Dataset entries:
==========

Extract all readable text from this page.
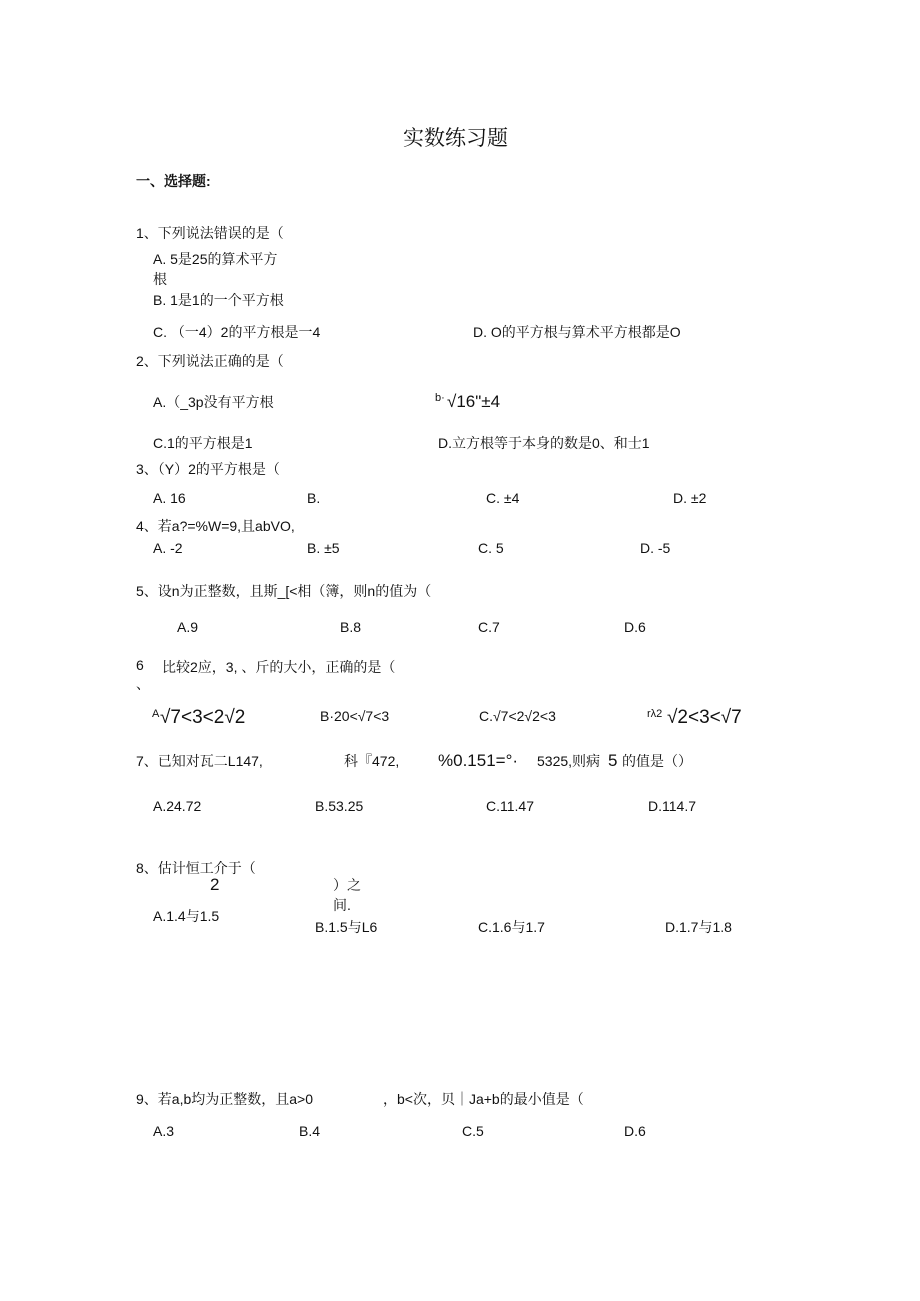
实数练习题
一、选择题:
1、下列说法错误的是（
A. 5是25的算术平方
根
B. 1是1的一个平方根
C. （一4）2的平方根是一4	D. O的平方根与算术平方根都是O
2、下列说法正确的是（
A.（_3p没有平方根	b· √16"±4
C.1的平方根是1	D.立方根等于本身的数是0、和士1
3、（Y）2的平方根是（
A. 16	B.	C. ±4	D. ±2
4、若a?=%W=9,且abVO,
A. -2	B. ±5	C. 5	D. -5
5、设n为正整数，且斯_[<相（簿，则n的值为（
A.9	B.8	C.7	D.6
6
、
比较2应，3, 、斤的大小，正确的是（
A √7<3<2√2	B·20<√7<3	C.√7<2√2<3	rλ2 √2<3<√7
7、已知对瓦二L147,	科『472, %0.151=°· 5325,则病 5 的值是（）
A.24.72	B.53.25	C.11.47	D.114.7
8、估计恒工介于（
2	）之
间.
A.1.4与1.5
B.1.5与L6	C.1.6与1.7	D.1.7与1.8
9、若a,b均为正整数，且a>0	，b<次，贝｜Ja+b的最小值是（
A.3	B.4	C.5	D.6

==========

THE TASK: Pictures excluded, quote all the data above exactly.

TASK RESPONSE:
Extract all readable text from this page.
实数练习题
一、选择题:
1、下列说法错误的是（
A. 5是25的算术平方
根
B. 1是1的一个平方根
C. （一4）2的平方根是一4	D. O的平方根与算术平方根都是O
2、下列说法正确的是（
A.（_3p没有平方根	b· √16"±4
C.1的平方根是1	D.立方根等于本身的数是0、和士1
3、（Y）2的平方根是（
A. 16	B.	C. ±4	D. ±2
4、若a?=%W=9,且abVO,
A. -2	B. ±5	C. 5	D. -5
5、设n为正整数，且斯_[<相（簿，则n的值为（
A.9	B.8	C.7	D.6
6
、
比较2应，3, 、斤的大小，正确的是（
A √7<3<2√2	B·20<√7<3	C.√7<2√2<3	rλ2 √2<3<√7
7、已知对瓦二L147,	科『472, %0.151=°· 5325,则病 5 的值是（）
A.24.72	B.53.25	C.11.47	D.114.7
8、估计恒工介于（
2	）之
间.
A.1.4与1.5
B.1.5与L6	C.1.6与1.7	D.1.7与1.8
9、若a,b均为正整数，且a>0	，b<次，贝｜Ja+b的最小值是（
A.3	B.4	C.5	D.6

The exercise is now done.